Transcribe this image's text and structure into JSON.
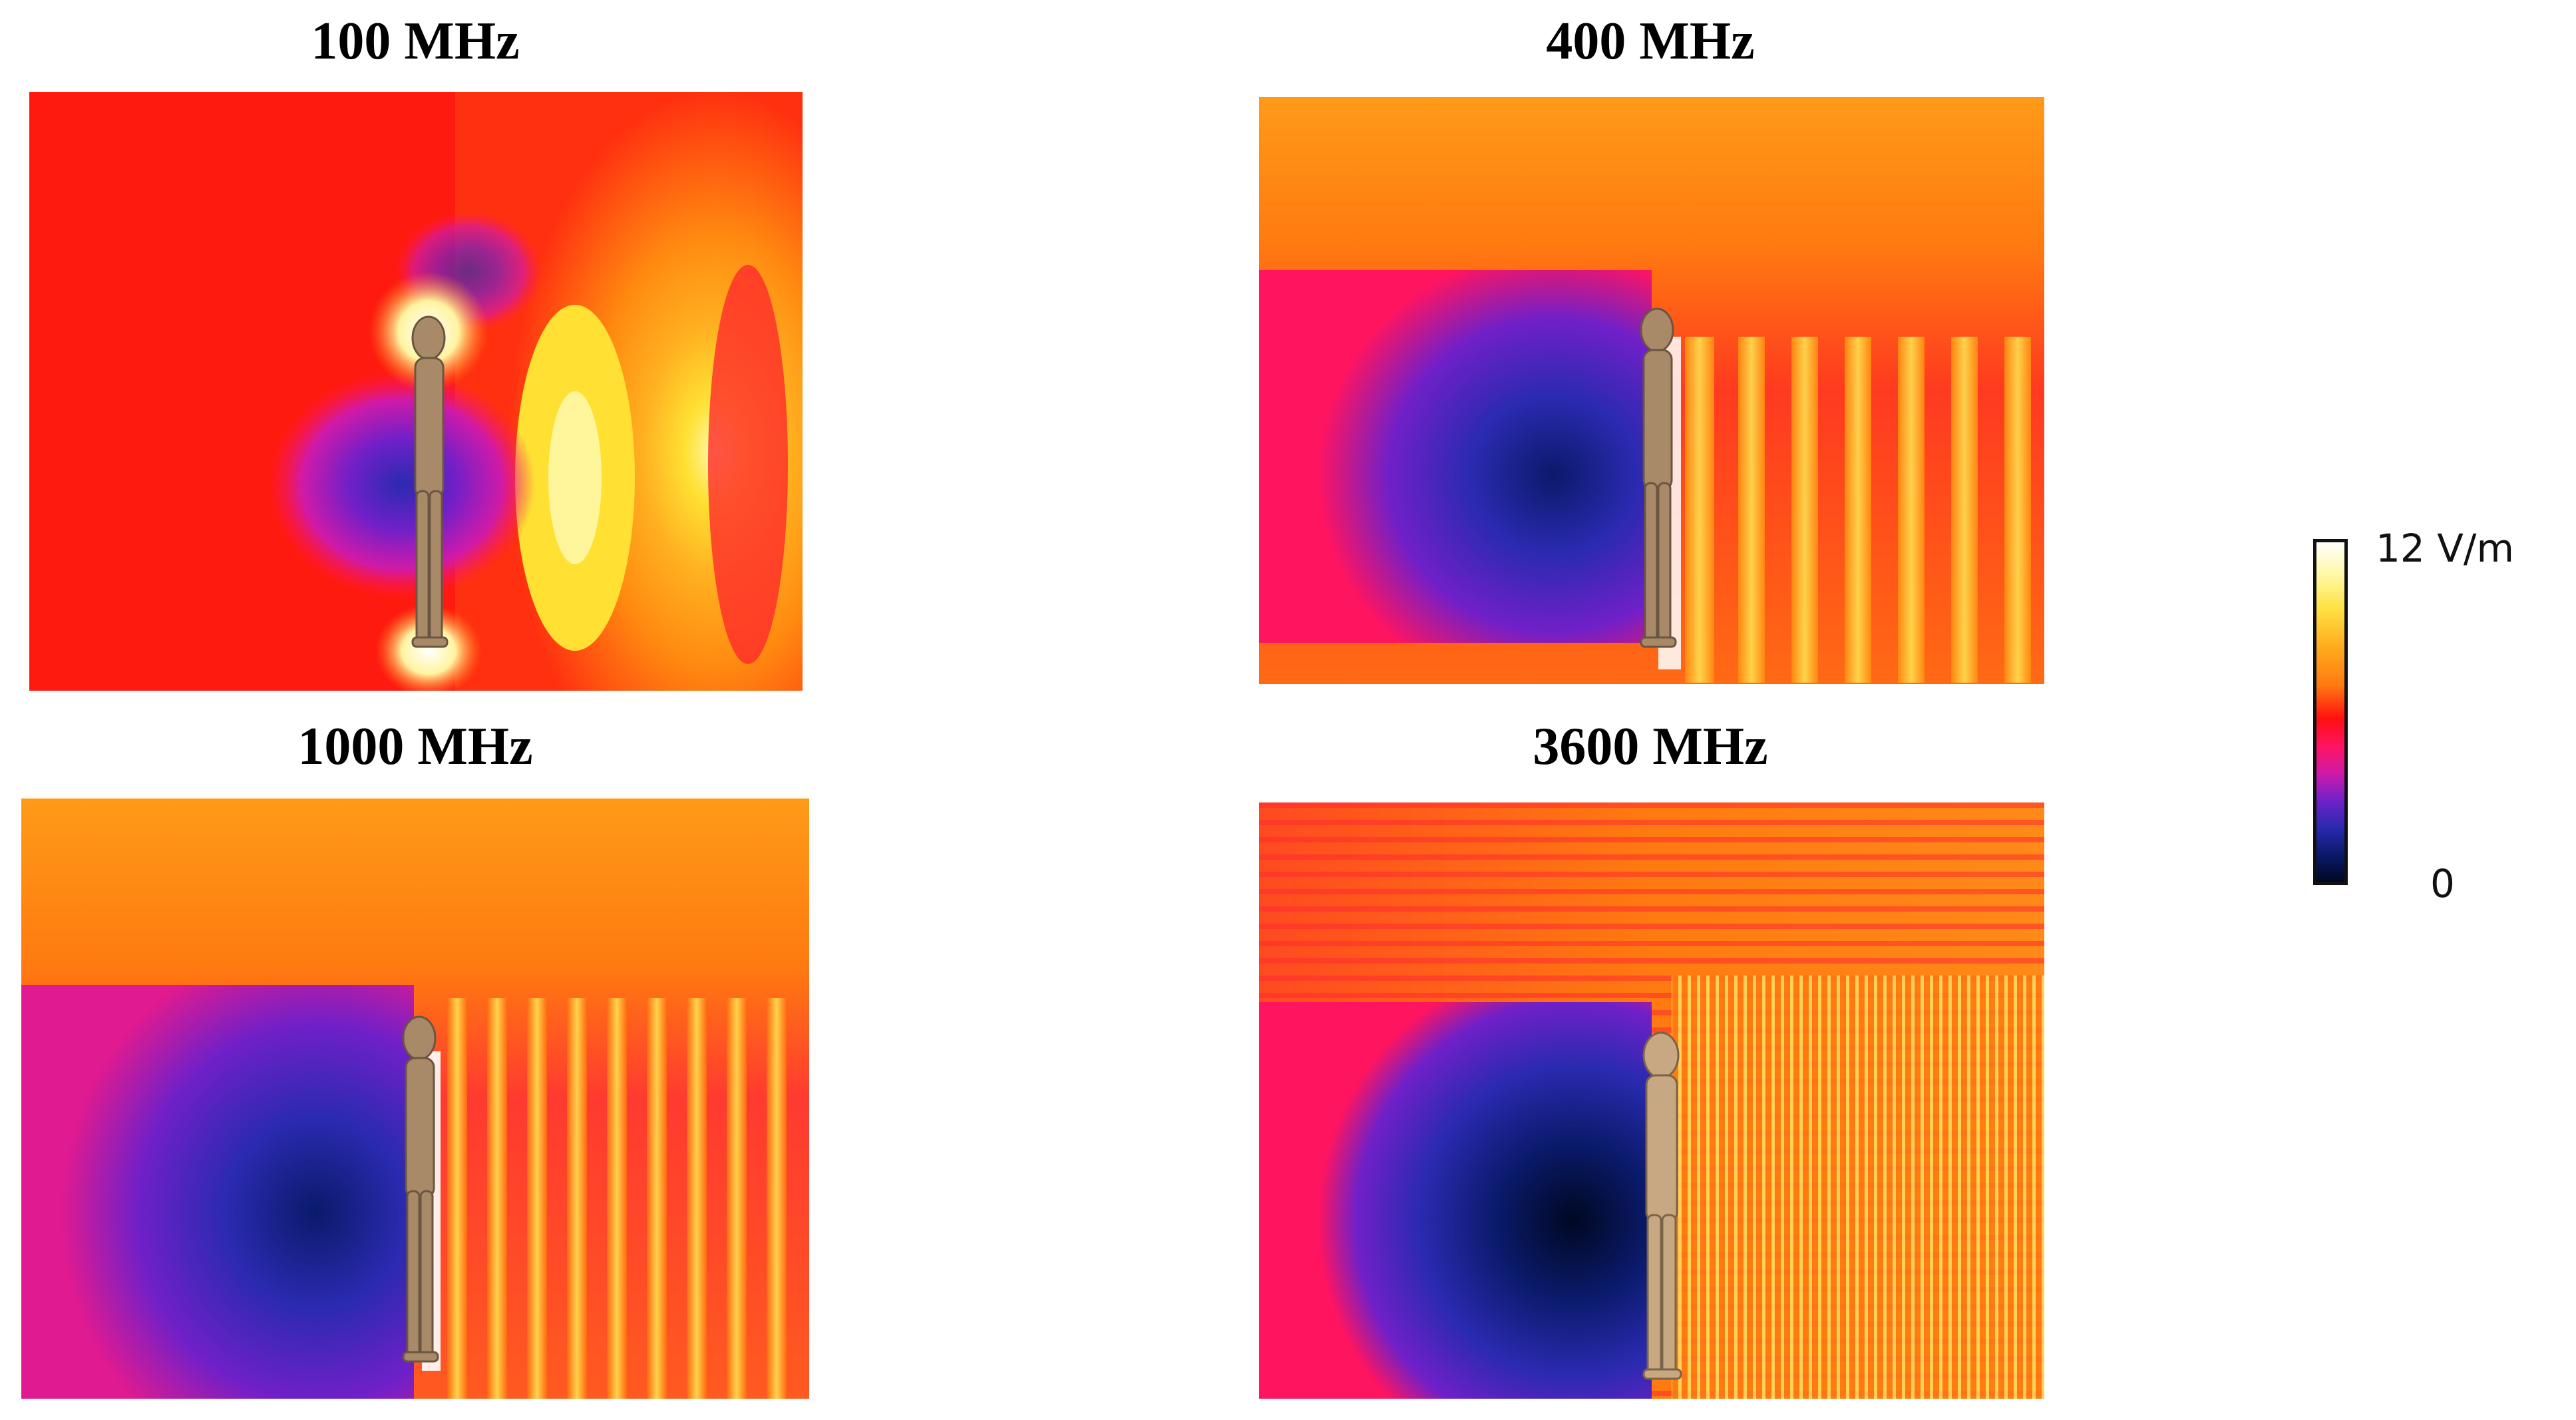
{
  "panels": [
    {
      "label": "100 MHz"
    },
    {
      "label": "400 MHz"
    },
    {
      "label": "1000 MHz"
    },
    {
      "label": "3600 MHz"
    }
  ],
  "colorbar": {
    "max_label": "12 V/m",
    "min_label": "0",
    "colors": [
      "#ffffff",
      "#ffe040",
      "#ff7a10",
      "#ff1010",
      "#d01aa8",
      "#2a2ab0",
      "#000822"
    ]
  }
}
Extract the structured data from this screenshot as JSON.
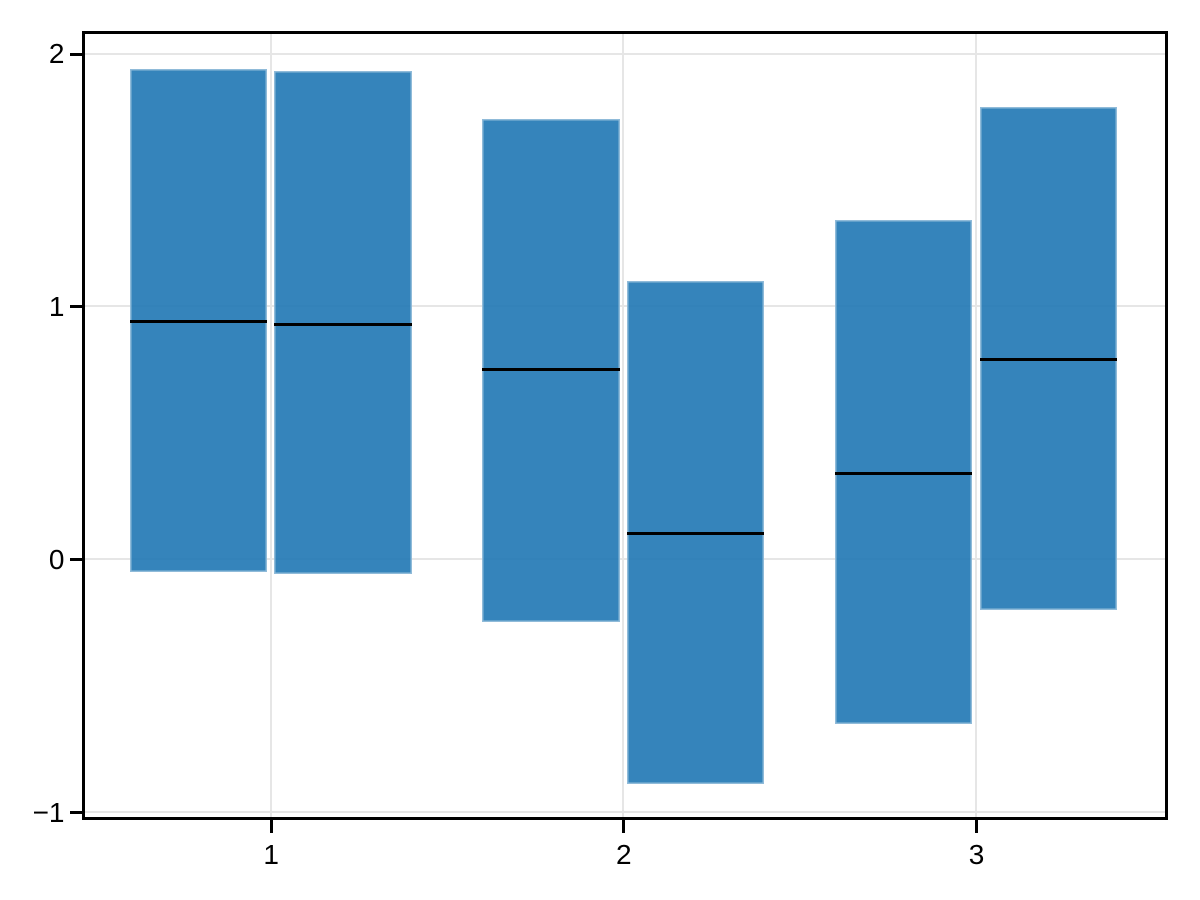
{
  "chart_data": {
    "type": "bar",
    "subtype": "crossbar-range-with-midline",
    "title": "",
    "xlabel": "",
    "ylabel": "",
    "categories": [
      1,
      2,
      3
    ],
    "series": [
      {
        "name": "dodge-left",
        "dodge": -0.205,
        "bars": [
          {
            "x": 1,
            "ymin": -0.05,
            "mid": 0.94,
            "ymax": 1.94
          },
          {
            "x": 2,
            "ymin": -0.25,
            "mid": 0.75,
            "ymax": 1.74
          },
          {
            "x": 3,
            "ymin": -0.65,
            "mid": 0.34,
            "ymax": 1.34
          }
        ]
      },
      {
        "name": "dodge-right",
        "dodge": 0.205,
        "bars": [
          {
            "x": 1,
            "ymin": -0.06,
            "mid": 0.93,
            "ymax": 1.93
          },
          {
            "x": 2,
            "ymin": -0.89,
            "mid": 0.1,
            "ymax": 1.1
          },
          {
            "x": 3,
            "ymin": -0.2,
            "mid": 0.79,
            "ymax": 1.79
          }
        ]
      }
    ],
    "bar_width": 0.39,
    "xlim": [
      0.465,
      3.543
    ],
    "ylim": [
      -1.027,
      2.089
    ],
    "x_tick_values": [
      1,
      2,
      3
    ],
    "x_ticks": [
      "1",
      "2",
      "3"
    ],
    "y_tick_values": [
      -1,
      0,
      1,
      2
    ],
    "y_ticks": [
      "−1",
      "0",
      "1",
      "2"
    ],
    "grid": true,
    "legend": "none",
    "colors": {
      "bar_fill": "#1f77b4",
      "bar_fill_alpha": 0.9,
      "bar_edge": "rgba(255,255,255,0.45)",
      "median_line": "#000000",
      "grid_line": "#e6e6e6",
      "spine": "#000000",
      "tick_label": "#000000",
      "background": "#ffffff"
    }
  }
}
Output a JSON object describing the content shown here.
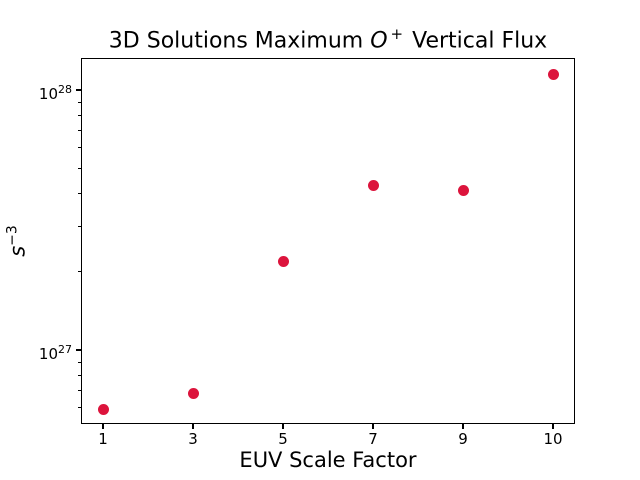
{
  "figure": {
    "title": {
      "pre": "3D Solutions Maximum ",
      "math": "O",
      "sup": "+",
      "post": " Vertical Flux"
    },
    "xlabel": "EUV Scale Factor",
    "ylabel": {
      "math": "s",
      "sup": "−3"
    }
  },
  "chart_data": {
    "type": "scatter",
    "title": "3D Solutions Maximum O⁺ Vertical Flux",
    "xlabel": "EUV Scale Factor",
    "ylabel": "s⁻³",
    "x": [
      1,
      3,
      5,
      7,
      9,
      10
    ],
    "y": [
      5.9e+26,
      6.8e+26,
      2.2e+27,
      4.3e+27,
      4.1e+27,
      1.15e+28
    ],
    "x_tick_labels": [
      "1",
      "3",
      "5",
      "7",
      "9",
      "10"
    ],
    "x_spacing": "even",
    "yscale": "log",
    "ylim": [
      5.2e+26,
      1.33e+28
    ],
    "y_ticks": [
      {
        "base": "10",
        "exp": "27",
        "value": 1e+27
      },
      {
        "base": "10",
        "exp": "28",
        "value": 1e+28
      }
    ],
    "marker_color": "#DC143C",
    "marker_size_px": 11,
    "grid": false,
    "legend": "none"
  }
}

• **Do this**
Lines that include the word "ymax" are to be extracted from the data above.

• **Solution for this problem**
            "ymax": 1.94
            "ymax": 1.74
            "ymax": 1.34
            "ymax": 1.93
            "ymax": 1.1
            "ymax": 1.79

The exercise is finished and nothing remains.